# [WHAT IS ASKED]
Answer these from the text on buying gold:
1. What three things does it name as driving interest in gold?
2. How do companies selling gold make sure they profit from the sale?
3. Why won't a buyer of your gold give you its full market value?

The most commonly asked question I get is, should I buy gold or some other precious metal like silver or platinum? The main reasons for driving interest in gold, are advertisements, the increased price of gold, and fear.
There are a lot of commercials on TV and the radio, from companies that want to sell you gold. The main reason is, they are guaranteed to make a profit when they sell it to you, regardless whether the price goes up or down. They are not selling it to you at the pure spot price, because they have to mark it up to make a profit or they charge you various fees. Their commercials prey on your fear that the economy is going to collapse, and that money will be worthless. The secondary motivation they use is that they build the expectation that the price of gold will go up, benefiting you the buyer of it. If you want to sell your gold, you can sell it back to the company you bought it from, or some other entity, but they won’t give you the full market value of it- that is because they have to make a profit when they subsequently sell it.

# [MATERIAL]
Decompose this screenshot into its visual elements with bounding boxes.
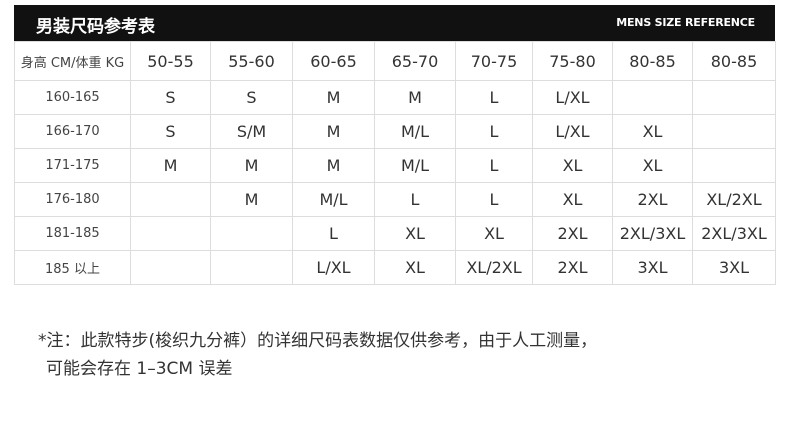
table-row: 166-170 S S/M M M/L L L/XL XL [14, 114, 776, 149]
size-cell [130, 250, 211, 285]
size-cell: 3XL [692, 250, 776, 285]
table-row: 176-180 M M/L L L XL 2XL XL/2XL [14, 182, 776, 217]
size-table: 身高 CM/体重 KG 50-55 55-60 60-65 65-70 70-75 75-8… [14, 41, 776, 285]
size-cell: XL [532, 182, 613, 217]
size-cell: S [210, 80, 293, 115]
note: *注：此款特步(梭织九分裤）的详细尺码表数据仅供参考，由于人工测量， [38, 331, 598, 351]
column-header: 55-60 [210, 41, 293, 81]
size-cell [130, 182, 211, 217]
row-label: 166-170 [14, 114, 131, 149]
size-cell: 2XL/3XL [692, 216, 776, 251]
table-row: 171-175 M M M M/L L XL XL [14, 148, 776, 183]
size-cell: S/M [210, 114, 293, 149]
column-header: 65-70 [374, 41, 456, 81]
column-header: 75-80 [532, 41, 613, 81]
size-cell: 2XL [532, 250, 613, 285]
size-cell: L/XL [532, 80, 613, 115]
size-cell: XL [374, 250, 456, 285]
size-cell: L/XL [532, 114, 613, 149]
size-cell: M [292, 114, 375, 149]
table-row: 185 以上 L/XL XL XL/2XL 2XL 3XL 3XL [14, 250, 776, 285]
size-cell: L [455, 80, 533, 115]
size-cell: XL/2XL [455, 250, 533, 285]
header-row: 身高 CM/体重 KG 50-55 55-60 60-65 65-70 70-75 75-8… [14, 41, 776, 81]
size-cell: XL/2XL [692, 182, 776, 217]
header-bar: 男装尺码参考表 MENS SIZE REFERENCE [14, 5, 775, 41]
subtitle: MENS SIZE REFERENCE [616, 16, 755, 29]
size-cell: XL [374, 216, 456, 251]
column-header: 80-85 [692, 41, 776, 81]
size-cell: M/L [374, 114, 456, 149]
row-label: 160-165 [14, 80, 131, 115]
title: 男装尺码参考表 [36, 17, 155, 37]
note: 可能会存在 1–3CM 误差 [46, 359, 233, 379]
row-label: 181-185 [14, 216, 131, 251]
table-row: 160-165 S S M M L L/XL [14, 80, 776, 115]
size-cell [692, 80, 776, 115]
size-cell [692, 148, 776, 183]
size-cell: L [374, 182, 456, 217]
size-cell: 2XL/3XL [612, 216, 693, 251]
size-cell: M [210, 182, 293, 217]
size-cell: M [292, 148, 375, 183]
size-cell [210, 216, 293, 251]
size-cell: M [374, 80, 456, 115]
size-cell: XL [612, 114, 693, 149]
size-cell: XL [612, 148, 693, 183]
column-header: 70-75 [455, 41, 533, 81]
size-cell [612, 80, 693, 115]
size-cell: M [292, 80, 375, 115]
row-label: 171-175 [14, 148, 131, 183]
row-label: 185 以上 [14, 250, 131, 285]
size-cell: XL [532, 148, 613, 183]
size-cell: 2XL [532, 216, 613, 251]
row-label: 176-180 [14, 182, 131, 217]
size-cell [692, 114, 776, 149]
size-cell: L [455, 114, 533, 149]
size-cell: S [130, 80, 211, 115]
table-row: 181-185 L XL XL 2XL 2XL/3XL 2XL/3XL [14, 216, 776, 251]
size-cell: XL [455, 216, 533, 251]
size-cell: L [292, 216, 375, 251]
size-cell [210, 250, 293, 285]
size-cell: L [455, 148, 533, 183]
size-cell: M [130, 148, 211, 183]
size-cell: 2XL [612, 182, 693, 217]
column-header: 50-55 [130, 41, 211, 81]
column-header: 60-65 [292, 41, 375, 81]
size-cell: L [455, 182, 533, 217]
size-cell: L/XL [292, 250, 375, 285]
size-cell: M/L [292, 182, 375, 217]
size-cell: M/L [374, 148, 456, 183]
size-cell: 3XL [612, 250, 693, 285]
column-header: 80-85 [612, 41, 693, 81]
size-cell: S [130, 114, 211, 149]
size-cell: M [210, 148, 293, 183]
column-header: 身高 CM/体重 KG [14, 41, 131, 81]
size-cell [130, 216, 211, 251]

# [FULL RESPONSE]
1. Advertisements, the increased price of gold, and fear.
2. They don't sell at the pure spot price. They mark it up or charge various fees.
3. They have to make a profit when they sell it again.